- PROBLEM TO SOLVE: Go through the data below and gather each line containing "image".

- RECORDS FOR THE EXERCISE:
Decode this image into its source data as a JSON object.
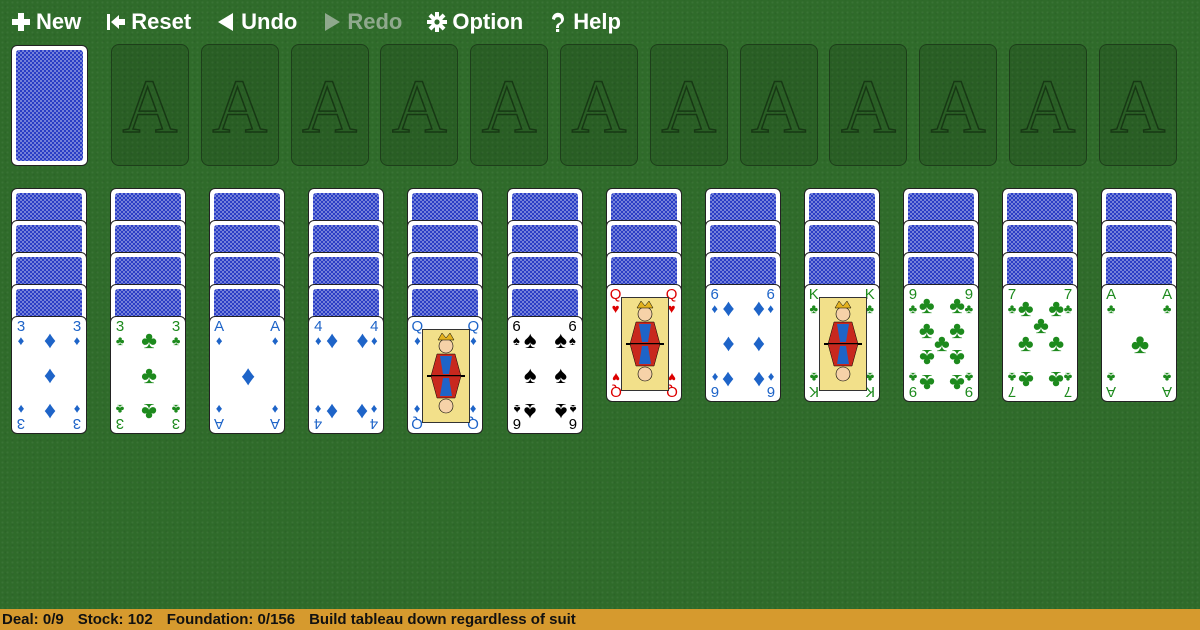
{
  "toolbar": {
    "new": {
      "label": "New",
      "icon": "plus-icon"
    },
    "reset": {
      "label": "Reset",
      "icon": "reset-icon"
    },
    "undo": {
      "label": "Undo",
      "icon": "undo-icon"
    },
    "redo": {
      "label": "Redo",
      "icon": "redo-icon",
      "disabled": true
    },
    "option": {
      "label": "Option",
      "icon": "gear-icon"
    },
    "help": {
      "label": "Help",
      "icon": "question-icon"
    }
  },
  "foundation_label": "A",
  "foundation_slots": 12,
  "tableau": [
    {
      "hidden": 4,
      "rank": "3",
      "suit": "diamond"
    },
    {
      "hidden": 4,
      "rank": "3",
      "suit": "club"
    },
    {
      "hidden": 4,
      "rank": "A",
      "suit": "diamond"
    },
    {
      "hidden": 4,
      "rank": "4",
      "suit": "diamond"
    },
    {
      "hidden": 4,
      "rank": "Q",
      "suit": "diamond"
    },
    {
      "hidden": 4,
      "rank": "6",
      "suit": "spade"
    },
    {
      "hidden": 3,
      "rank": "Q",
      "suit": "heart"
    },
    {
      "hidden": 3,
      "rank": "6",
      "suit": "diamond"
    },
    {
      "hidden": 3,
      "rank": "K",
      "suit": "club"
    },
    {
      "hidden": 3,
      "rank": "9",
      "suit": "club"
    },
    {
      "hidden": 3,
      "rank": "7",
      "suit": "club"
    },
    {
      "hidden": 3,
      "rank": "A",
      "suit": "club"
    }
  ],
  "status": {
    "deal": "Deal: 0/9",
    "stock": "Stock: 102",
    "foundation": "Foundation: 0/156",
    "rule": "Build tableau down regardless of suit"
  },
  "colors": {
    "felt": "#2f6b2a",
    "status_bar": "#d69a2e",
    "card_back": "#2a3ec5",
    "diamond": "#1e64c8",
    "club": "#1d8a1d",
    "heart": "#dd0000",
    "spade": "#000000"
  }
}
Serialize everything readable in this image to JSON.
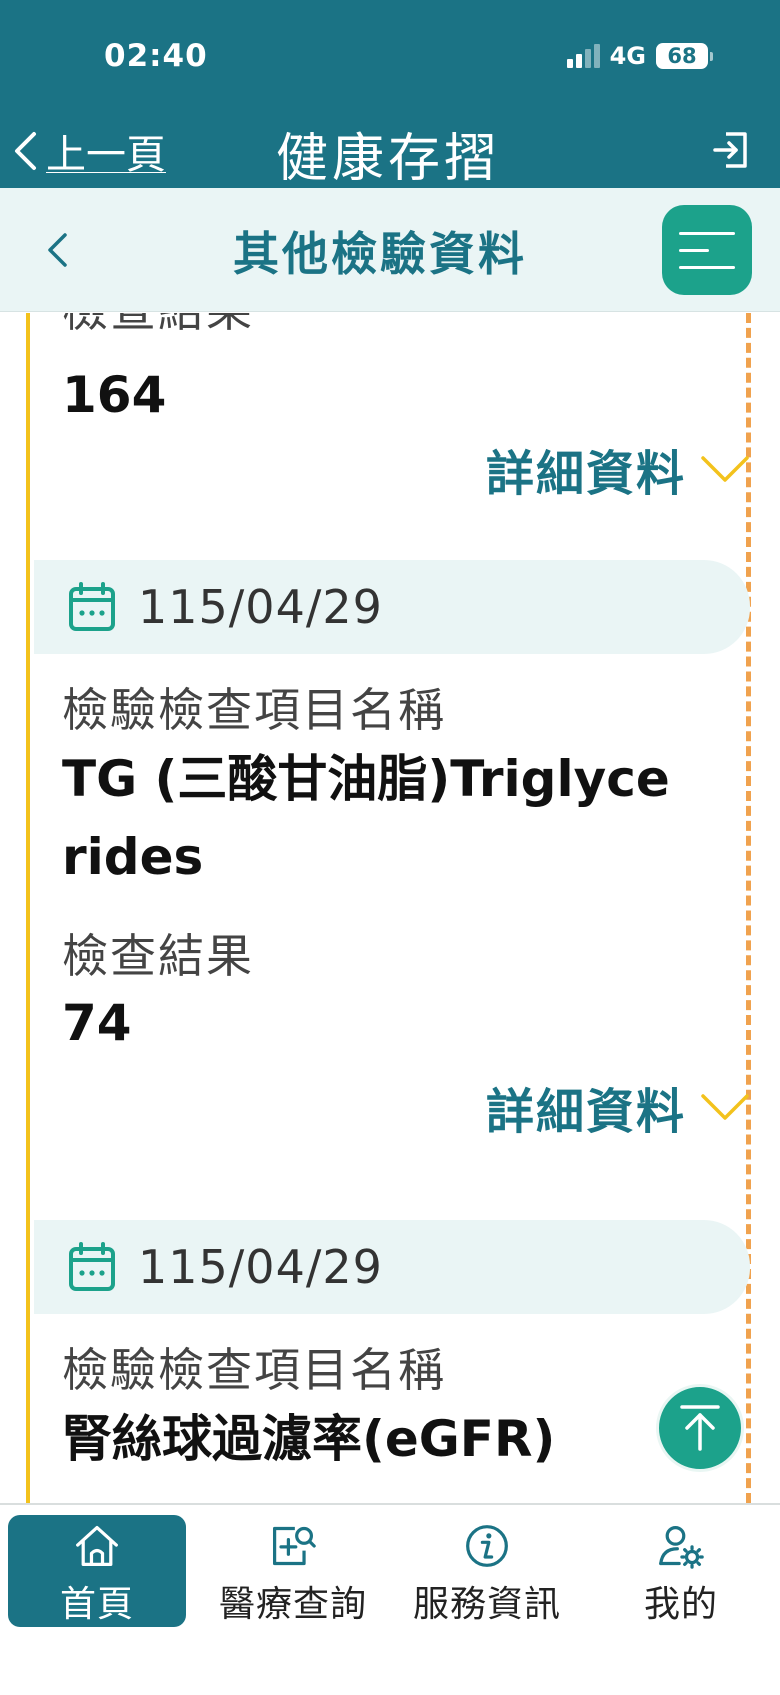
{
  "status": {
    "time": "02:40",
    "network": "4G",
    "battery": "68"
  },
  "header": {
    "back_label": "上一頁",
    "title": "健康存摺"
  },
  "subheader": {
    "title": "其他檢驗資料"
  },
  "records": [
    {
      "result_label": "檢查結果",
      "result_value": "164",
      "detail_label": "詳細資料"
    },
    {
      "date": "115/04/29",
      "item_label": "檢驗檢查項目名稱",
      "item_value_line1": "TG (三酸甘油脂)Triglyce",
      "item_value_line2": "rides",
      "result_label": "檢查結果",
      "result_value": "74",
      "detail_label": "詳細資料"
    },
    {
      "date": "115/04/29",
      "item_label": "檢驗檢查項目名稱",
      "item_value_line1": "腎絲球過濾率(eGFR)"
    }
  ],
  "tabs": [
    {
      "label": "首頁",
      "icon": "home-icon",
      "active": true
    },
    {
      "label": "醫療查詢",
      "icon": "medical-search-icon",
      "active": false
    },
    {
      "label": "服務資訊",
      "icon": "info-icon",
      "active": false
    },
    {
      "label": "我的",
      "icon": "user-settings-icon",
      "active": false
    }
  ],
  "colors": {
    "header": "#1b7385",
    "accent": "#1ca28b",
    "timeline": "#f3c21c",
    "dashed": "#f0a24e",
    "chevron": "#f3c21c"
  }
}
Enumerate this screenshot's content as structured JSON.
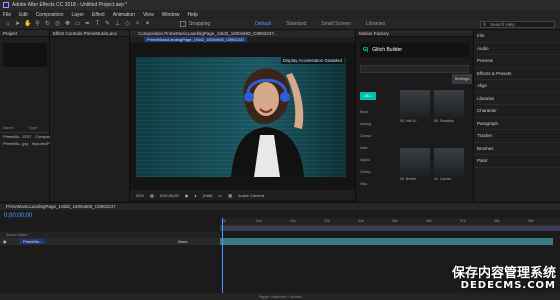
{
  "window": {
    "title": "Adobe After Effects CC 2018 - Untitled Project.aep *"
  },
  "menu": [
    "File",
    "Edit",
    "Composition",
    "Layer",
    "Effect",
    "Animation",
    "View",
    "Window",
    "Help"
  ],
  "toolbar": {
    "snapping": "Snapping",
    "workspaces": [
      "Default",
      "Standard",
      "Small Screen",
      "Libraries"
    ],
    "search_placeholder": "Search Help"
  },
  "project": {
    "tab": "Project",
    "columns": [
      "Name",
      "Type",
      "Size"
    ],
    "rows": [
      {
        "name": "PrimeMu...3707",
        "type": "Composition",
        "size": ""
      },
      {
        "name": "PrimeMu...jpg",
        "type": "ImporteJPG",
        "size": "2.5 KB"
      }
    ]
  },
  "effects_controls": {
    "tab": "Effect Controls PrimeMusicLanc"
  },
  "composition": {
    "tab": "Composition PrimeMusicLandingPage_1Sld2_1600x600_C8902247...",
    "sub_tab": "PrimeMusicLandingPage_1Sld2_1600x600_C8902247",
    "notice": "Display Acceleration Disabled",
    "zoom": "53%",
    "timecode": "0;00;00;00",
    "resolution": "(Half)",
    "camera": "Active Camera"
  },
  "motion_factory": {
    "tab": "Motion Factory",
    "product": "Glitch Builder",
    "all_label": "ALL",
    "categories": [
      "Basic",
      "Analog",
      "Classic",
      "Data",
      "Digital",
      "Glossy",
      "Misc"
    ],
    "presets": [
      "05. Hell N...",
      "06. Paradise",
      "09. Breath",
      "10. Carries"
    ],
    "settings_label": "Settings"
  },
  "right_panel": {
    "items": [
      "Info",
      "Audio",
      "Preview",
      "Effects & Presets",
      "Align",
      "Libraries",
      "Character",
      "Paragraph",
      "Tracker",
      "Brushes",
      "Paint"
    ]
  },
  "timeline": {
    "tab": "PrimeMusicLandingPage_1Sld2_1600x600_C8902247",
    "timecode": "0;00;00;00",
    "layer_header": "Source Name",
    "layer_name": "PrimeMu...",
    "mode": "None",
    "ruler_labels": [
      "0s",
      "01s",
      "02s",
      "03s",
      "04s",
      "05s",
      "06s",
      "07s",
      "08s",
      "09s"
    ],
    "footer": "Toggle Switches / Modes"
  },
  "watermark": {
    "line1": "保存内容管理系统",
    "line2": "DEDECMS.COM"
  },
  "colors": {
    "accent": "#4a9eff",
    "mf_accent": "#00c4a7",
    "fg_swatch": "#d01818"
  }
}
--
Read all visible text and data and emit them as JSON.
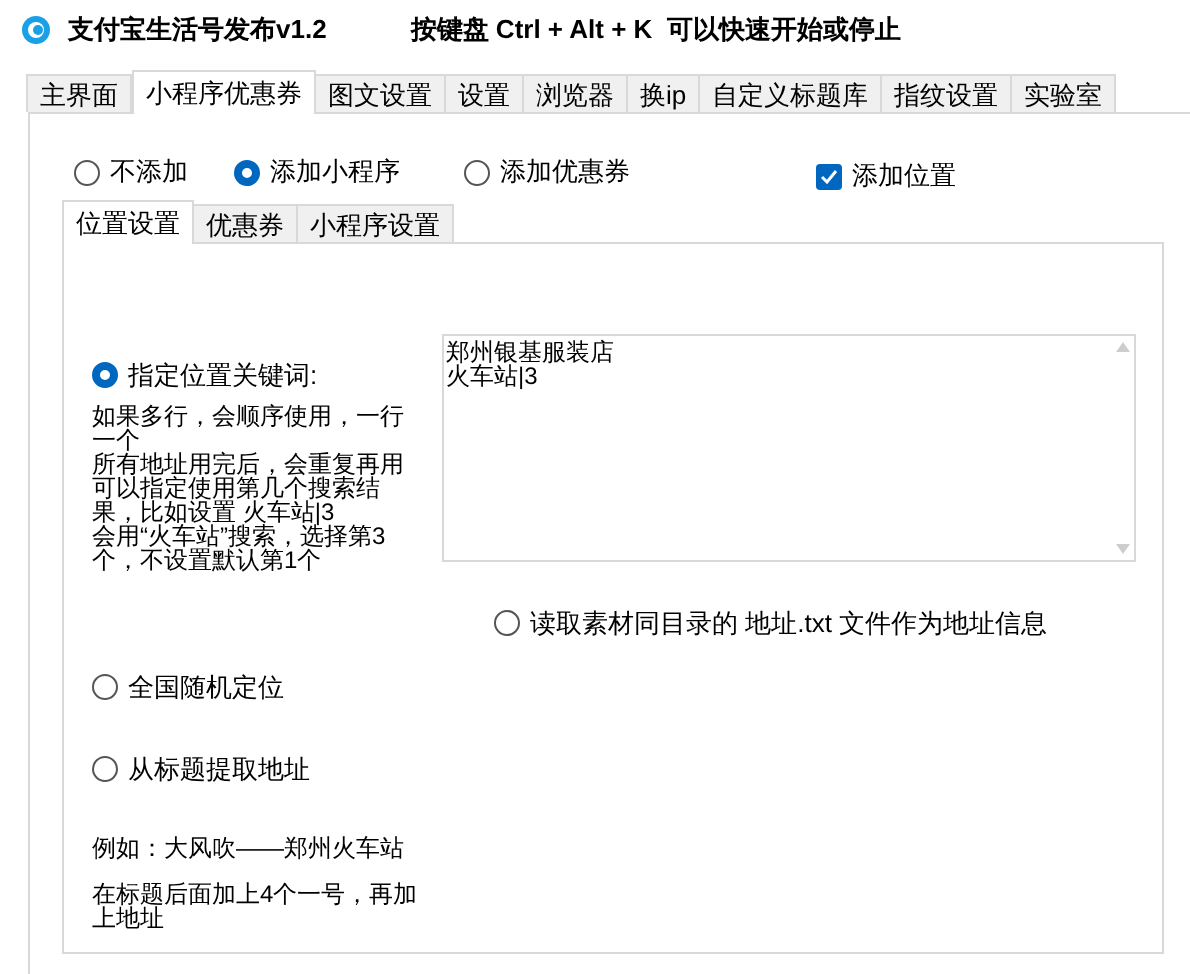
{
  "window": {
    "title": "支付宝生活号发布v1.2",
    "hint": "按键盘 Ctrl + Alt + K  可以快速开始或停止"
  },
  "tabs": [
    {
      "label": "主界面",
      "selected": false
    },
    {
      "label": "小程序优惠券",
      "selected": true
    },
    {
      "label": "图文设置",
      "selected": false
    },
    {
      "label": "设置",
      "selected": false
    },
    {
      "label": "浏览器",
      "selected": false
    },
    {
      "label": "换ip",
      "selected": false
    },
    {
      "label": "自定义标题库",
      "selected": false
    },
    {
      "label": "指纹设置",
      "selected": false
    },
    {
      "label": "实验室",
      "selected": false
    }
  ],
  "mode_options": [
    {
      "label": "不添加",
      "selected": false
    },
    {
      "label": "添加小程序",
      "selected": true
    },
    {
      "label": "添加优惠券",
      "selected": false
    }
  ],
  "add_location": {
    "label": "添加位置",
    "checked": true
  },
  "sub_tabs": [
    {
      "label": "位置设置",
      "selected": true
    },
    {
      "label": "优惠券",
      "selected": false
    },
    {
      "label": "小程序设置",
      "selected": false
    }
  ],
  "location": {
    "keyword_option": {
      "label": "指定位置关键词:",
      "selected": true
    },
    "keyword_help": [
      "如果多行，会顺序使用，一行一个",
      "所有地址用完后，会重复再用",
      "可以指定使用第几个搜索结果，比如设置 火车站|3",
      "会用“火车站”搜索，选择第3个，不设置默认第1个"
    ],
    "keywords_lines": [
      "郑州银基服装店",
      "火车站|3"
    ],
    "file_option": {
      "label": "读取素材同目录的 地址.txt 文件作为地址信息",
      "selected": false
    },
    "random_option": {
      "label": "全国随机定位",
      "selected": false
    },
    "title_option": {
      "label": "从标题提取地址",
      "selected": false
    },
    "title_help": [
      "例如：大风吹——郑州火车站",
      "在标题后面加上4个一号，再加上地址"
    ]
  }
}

- THE COMPLETED TASK:
Decode this image into its source data as a JSON object.
Serialize everything readable in this image to JSON.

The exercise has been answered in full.